[Items from a dataset]
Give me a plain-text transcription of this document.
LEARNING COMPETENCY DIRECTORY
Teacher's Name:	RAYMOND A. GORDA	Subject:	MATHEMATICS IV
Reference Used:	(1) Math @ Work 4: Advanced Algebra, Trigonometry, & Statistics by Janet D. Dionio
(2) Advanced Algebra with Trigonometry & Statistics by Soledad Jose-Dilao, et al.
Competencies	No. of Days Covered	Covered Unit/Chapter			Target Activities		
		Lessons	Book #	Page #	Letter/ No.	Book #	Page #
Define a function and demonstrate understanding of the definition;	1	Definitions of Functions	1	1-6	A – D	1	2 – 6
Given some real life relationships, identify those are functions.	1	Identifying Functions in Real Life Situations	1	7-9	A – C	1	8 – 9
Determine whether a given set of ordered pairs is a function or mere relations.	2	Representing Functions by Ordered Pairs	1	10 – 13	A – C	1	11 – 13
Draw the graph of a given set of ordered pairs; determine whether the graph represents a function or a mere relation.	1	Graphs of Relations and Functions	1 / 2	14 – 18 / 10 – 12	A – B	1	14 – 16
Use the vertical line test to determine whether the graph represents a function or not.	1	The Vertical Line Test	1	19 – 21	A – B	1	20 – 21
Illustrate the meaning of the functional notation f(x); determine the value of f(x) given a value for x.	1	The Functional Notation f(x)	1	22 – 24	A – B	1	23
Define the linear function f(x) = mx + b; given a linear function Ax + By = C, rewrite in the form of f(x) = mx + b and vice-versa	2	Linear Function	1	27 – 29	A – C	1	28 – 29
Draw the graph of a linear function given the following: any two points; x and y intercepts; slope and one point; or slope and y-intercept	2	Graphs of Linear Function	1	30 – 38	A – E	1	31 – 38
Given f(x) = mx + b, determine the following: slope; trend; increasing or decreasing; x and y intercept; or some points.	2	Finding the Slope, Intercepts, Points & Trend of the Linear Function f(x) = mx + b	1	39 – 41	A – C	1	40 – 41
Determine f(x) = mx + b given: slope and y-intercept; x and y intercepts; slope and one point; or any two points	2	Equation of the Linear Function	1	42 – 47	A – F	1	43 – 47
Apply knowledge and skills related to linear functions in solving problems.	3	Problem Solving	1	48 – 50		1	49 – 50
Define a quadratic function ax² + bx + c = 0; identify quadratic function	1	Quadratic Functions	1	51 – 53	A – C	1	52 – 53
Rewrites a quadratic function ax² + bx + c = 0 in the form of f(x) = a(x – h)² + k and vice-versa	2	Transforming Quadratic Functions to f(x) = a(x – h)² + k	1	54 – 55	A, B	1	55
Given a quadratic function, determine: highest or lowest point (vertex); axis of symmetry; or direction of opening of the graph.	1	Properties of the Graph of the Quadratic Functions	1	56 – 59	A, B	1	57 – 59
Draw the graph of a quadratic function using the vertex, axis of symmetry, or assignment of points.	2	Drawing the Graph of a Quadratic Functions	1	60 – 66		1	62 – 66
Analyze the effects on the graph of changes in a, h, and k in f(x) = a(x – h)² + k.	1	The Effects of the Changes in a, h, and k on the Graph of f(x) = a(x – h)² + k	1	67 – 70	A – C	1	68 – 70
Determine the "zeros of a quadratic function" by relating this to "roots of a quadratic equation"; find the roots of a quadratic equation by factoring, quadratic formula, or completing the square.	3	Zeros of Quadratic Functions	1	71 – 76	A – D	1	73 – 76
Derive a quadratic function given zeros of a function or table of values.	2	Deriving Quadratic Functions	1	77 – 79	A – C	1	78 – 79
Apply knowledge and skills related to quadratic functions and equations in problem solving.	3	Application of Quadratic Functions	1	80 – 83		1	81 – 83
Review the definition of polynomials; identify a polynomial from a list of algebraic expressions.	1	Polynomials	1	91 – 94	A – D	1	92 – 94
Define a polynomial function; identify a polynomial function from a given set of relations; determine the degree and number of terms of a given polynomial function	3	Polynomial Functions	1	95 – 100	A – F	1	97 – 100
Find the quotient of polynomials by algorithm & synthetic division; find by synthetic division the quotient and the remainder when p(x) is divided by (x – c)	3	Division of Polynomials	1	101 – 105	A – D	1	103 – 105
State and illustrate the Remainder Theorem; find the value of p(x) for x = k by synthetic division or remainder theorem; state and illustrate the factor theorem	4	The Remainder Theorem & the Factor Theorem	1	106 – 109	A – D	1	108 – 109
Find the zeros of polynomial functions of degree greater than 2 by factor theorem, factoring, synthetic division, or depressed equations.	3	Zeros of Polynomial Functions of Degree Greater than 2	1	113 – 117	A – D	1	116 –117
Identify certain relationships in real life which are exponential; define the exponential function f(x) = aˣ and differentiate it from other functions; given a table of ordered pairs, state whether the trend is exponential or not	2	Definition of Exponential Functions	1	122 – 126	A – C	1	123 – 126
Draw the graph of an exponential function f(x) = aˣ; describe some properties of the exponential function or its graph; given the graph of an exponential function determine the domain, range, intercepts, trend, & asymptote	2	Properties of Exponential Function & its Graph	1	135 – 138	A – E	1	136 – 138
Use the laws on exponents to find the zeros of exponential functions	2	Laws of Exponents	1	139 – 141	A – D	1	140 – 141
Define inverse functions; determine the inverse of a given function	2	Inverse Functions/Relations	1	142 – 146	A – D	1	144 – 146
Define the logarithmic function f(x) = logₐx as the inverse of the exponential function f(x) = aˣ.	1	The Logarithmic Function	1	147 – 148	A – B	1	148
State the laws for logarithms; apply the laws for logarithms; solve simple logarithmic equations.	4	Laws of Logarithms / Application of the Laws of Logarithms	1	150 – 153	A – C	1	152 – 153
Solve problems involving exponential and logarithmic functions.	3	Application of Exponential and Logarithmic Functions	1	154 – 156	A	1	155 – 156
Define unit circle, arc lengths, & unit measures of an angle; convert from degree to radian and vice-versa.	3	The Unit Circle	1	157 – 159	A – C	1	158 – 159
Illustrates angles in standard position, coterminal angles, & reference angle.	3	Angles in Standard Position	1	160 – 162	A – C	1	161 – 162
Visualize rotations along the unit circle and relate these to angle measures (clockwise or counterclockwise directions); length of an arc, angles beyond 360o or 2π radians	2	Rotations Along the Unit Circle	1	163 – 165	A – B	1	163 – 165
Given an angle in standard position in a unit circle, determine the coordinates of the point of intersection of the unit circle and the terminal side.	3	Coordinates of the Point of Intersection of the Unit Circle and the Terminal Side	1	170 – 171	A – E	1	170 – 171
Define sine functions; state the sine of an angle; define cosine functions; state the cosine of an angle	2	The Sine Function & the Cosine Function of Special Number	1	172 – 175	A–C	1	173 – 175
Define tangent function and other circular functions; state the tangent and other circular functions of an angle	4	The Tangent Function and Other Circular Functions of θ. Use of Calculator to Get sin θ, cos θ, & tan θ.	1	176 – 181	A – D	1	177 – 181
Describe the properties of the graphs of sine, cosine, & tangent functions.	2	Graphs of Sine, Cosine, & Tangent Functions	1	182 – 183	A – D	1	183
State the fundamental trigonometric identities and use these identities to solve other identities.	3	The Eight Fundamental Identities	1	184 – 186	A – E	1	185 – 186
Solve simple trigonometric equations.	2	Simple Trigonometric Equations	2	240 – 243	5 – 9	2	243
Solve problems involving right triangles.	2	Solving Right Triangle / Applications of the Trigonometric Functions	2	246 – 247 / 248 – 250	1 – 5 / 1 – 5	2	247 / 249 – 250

■ **REQUIREMENT**: Determine the number of lines in the listing that contain the string "involving". Write that number and nothing else.

■ **SOLUTION**: 2